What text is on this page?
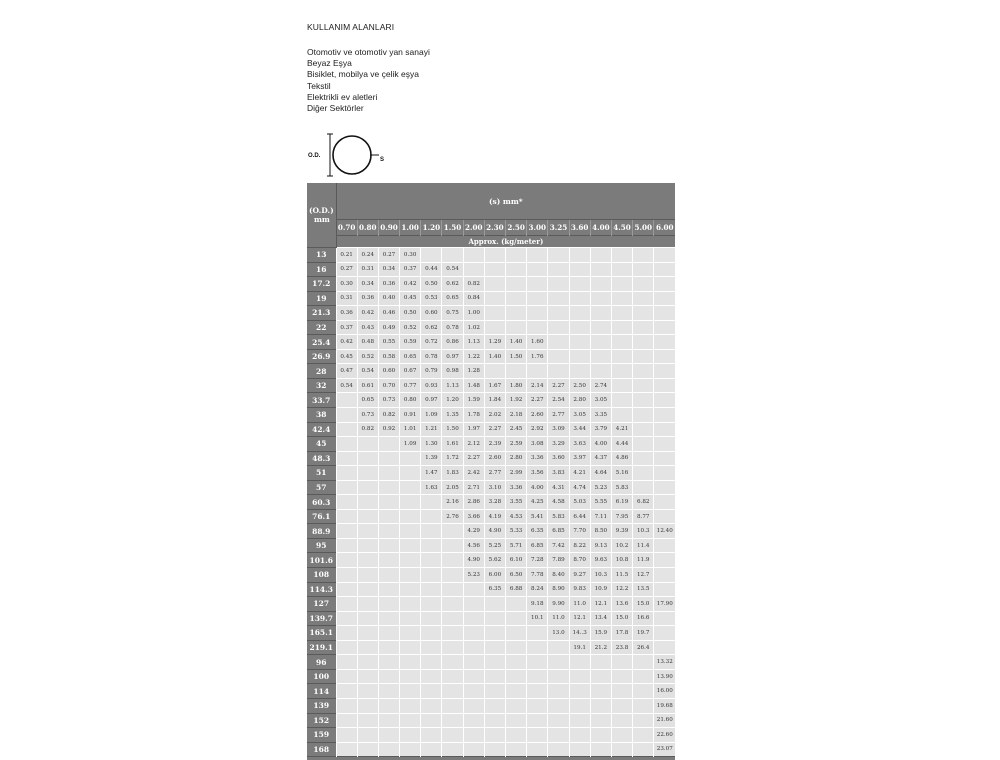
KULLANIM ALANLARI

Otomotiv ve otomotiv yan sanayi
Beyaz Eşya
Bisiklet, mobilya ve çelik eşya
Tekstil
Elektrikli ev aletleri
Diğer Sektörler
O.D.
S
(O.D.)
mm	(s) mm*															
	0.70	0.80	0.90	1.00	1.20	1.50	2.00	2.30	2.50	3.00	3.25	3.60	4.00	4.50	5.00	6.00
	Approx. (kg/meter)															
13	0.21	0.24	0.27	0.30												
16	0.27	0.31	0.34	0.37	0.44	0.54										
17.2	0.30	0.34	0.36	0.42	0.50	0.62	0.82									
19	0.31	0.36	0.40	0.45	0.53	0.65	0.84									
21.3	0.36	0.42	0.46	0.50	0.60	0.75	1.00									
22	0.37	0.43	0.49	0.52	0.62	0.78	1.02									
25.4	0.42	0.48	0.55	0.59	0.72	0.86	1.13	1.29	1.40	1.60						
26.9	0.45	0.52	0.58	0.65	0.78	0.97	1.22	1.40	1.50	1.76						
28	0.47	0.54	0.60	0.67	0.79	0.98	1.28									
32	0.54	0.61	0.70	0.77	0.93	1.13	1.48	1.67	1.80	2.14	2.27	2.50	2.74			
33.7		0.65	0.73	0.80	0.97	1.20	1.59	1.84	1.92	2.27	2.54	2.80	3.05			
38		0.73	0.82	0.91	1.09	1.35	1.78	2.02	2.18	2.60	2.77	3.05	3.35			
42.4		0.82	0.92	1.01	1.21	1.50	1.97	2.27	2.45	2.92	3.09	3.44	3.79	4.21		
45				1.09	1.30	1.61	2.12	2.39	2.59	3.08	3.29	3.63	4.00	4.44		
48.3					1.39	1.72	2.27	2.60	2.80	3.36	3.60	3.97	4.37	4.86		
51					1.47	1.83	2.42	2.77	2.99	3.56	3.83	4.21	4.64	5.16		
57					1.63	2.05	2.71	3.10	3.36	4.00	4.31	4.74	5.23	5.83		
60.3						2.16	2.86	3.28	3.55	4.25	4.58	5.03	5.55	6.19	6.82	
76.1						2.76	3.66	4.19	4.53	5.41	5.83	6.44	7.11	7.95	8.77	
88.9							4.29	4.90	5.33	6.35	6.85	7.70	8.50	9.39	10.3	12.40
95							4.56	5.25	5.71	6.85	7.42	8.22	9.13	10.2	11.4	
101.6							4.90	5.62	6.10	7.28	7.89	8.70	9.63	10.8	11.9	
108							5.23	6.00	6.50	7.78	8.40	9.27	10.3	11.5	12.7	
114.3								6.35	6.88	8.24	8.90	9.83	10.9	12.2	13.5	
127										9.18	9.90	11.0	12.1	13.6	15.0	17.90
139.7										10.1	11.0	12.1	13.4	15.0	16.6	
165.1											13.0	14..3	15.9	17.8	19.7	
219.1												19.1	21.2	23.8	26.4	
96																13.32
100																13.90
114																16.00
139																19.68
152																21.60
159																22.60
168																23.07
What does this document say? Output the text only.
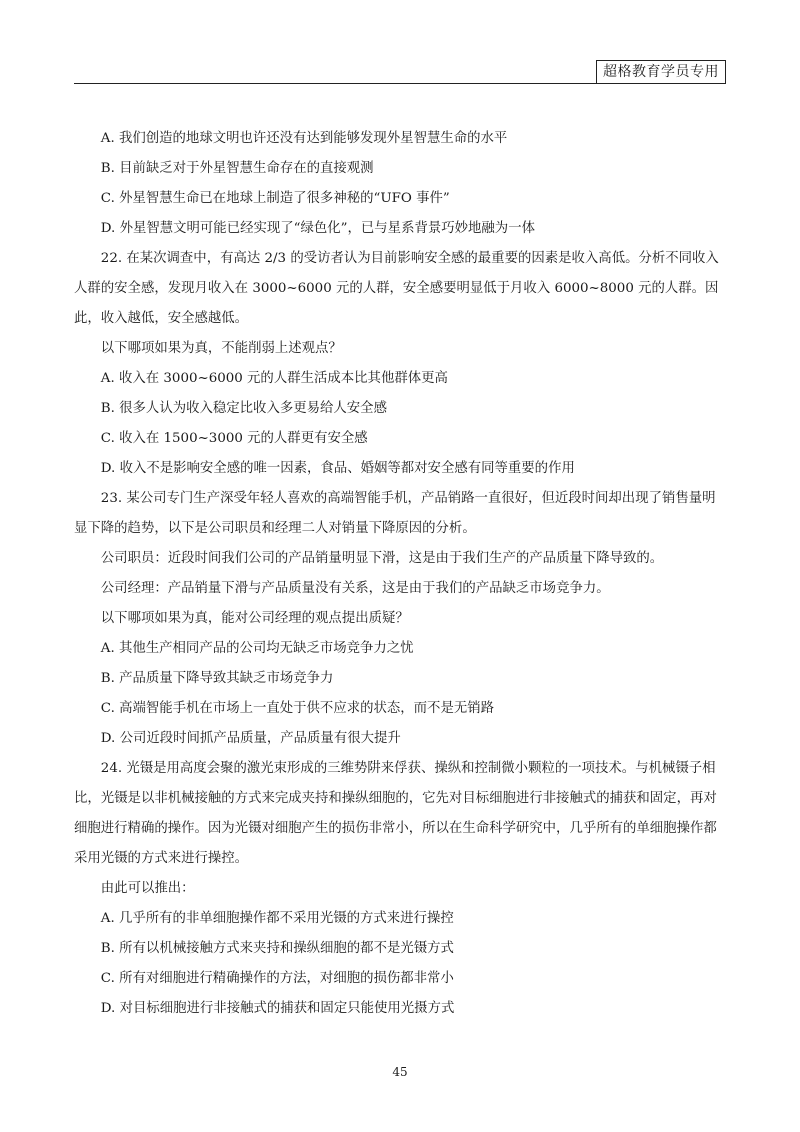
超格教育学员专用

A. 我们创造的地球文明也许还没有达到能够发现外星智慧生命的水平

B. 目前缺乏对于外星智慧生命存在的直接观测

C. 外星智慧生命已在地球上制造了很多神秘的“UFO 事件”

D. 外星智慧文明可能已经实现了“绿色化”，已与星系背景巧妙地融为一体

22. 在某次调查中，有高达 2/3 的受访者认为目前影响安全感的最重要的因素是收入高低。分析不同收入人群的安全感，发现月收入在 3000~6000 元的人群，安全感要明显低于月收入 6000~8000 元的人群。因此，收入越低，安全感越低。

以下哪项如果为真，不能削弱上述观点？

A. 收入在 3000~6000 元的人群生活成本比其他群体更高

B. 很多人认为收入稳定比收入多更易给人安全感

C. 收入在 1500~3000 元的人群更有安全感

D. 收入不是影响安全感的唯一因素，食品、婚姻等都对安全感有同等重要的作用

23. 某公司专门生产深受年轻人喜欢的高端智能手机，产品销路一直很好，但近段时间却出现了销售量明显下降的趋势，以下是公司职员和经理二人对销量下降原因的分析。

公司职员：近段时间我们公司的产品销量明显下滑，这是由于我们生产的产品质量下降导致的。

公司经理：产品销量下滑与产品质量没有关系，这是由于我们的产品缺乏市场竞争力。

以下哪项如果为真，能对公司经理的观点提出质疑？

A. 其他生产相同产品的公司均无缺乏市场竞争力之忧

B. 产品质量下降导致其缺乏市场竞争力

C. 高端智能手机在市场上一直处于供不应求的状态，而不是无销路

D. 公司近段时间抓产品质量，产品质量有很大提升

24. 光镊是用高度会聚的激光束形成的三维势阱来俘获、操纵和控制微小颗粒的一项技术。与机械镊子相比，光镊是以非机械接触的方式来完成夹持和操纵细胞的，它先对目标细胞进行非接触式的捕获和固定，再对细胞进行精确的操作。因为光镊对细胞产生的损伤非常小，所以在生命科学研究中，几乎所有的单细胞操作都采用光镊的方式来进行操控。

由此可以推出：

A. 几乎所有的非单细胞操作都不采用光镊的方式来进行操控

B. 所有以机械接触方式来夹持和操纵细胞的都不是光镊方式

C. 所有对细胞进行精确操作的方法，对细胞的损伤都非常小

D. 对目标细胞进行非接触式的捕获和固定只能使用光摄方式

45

********************

#### [Your task]
Locate the line containing "What does this" in the records above, then output it and every line after it through the last, excluding pictures.

#### [Final result]
What does this document say? Output the text only.
超格教育学员专用

A. 我们创造的地球文明也许还没有达到能够发现外星智慧生命的水平

B. 目前缺乏对于外星智慧生命存在的直接观测

C. 外星智慧生命已在地球上制造了很多神秘的“UFO 事件”

D. 外星智慧文明可能已经实现了“绿色化”，已与星系背景巧妙地融为一体

22. 在某次调查中，有高达 2/3 的受访者认为目前影响安全感的最重要的因素是收入高低。分析不同收入人群的安全感，发现月收入在 3000~6000 元的人群，安全感要明显低于月收入 6000~8000 元的人群。因此，收入越低，安全感越低。

以下哪项如果为真，不能削弱上述观点？

A. 收入在 3000~6000 元的人群生活成本比其他群体更高

B. 很多人认为收入稳定比收入多更易给人安全感

C. 收入在 1500~3000 元的人群更有安全感

D. 收入不是影响安全感的唯一因素，食品、婚姻等都对安全感有同等重要的作用

23. 某公司专门生产深受年轻人喜欢的高端智能手机，产品销路一直很好，但近段时间却出现了销售量明显下降的趋势，以下是公司职员和经理二人对销量下降原因的分析。

公司职员：近段时间我们公司的产品销量明显下滑，这是由于我们生产的产品质量下降导致的。

公司经理：产品销量下滑与产品质量没有关系，这是由于我们的产品缺乏市场竞争力。

以下哪项如果为真，能对公司经理的观点提出质疑？

A. 其他生产相同产品的公司均无缺乏市场竞争力之忧

B. 产品质量下降导致其缺乏市场竞争力

C. 高端智能手机在市场上一直处于供不应求的状态，而不是无销路

D. 公司近段时间抓产品质量，产品质量有很大提升

24. 光镊是用高度会聚的激光束形成的三维势阱来俘获、操纵和控制微小颗粒的一项技术。与机械镊子相比，光镊是以非机械接触的方式来完成夹持和操纵细胞的，它先对目标细胞进行非接触式的捕获和固定，再对细胞进行精确的操作。因为光镊对细胞产生的损伤非常小，所以在生命科学研究中，几乎所有的单细胞操作都采用光镊的方式来进行操控。

由此可以推出：

A. 几乎所有的非单细胞操作都不采用光镊的方式来进行操控

B. 所有以机械接触方式来夹持和操纵细胞的都不是光镊方式

C. 所有对细胞进行精确操作的方法，对细胞的损伤都非常小

D. 对目标细胞进行非接触式的捕获和固定只能使用光摄方式

45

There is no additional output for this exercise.